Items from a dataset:
^^^^^^^^

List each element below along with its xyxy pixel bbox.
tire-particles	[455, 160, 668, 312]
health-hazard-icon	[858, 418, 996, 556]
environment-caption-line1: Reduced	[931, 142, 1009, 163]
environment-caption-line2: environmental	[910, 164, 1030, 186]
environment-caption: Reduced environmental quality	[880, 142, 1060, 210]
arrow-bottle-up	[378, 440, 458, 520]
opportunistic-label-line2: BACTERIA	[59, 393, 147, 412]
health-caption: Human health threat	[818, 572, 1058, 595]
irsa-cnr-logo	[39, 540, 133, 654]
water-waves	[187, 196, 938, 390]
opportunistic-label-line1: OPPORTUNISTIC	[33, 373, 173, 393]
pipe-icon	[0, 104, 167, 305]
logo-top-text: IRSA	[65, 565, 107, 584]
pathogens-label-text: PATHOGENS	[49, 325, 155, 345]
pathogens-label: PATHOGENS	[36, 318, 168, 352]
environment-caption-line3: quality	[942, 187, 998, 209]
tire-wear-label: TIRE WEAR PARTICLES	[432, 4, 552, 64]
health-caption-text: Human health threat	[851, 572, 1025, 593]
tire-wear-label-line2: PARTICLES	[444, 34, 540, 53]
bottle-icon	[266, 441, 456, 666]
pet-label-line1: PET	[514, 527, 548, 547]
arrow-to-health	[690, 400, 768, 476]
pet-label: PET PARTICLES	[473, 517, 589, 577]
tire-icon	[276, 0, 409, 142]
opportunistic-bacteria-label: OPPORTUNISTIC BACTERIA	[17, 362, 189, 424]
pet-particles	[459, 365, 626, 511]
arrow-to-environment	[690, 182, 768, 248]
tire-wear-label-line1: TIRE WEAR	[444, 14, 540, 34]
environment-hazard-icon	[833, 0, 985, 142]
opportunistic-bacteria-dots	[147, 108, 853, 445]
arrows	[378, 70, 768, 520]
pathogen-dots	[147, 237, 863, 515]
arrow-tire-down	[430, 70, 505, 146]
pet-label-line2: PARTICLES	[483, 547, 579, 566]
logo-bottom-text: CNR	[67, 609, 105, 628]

^^^^^^^^

Your task is to retype all the records above with nothing left out.

List each element below along with its xyxy pixel bbox.
tire-particles	[455, 160, 668, 312]
health-hazard-icon	[858, 418, 996, 556]
environment-caption-line1: Reduced	[931, 142, 1009, 163]
environment-caption-line2: environmental	[910, 164, 1030, 186]
environment-caption: Reduced environmental quality	[880, 142, 1060, 210]
arrow-bottle-up	[378, 440, 458, 520]
opportunistic-label-line2: BACTERIA	[59, 393, 147, 412]
health-caption: Human health threat	[818, 572, 1058, 595]
irsa-cnr-logo	[39, 540, 133, 654]
water-waves	[187, 196, 938, 390]
opportunistic-label-line1: OPPORTUNISTIC	[33, 373, 173, 393]
pipe-icon	[0, 104, 167, 305]
logo-top-text: IRSA	[65, 565, 107, 584]
pathogens-label-text: PATHOGENS	[49, 325, 155, 345]
pathogens-label: PATHOGENS	[36, 318, 168, 352]
environment-caption-line3: quality	[942, 187, 998, 209]
tire-wear-label: TIRE WEAR PARTICLES	[432, 4, 552, 64]
health-caption-text: Human health threat	[851, 572, 1025, 593]
tire-wear-label-line2: PARTICLES	[444, 34, 540, 53]
bottle-icon	[266, 441, 456, 666]
pet-label-line1: PET	[514, 527, 548, 547]
arrow-to-health	[690, 400, 768, 476]
pet-label: PET PARTICLES	[473, 517, 589, 577]
tire-icon	[276, 0, 409, 142]
opportunistic-bacteria-label: OPPORTUNISTIC BACTERIA	[17, 362, 189, 424]
pet-particles	[459, 365, 626, 511]
arrow-to-environment	[690, 182, 768, 248]
tire-wear-label-line1: TIRE WEAR	[444, 14, 540, 34]
environment-hazard-icon	[833, 0, 985, 142]
opportunistic-bacteria-dots	[147, 108, 853, 445]
arrows	[378, 70, 768, 520]
pathogen-dots	[147, 237, 863, 515]
arrow-tire-down	[430, 70, 505, 146]
pet-label-line2: PARTICLES	[483, 547, 579, 566]
logo-bottom-text: CNR	[67, 609, 105, 628]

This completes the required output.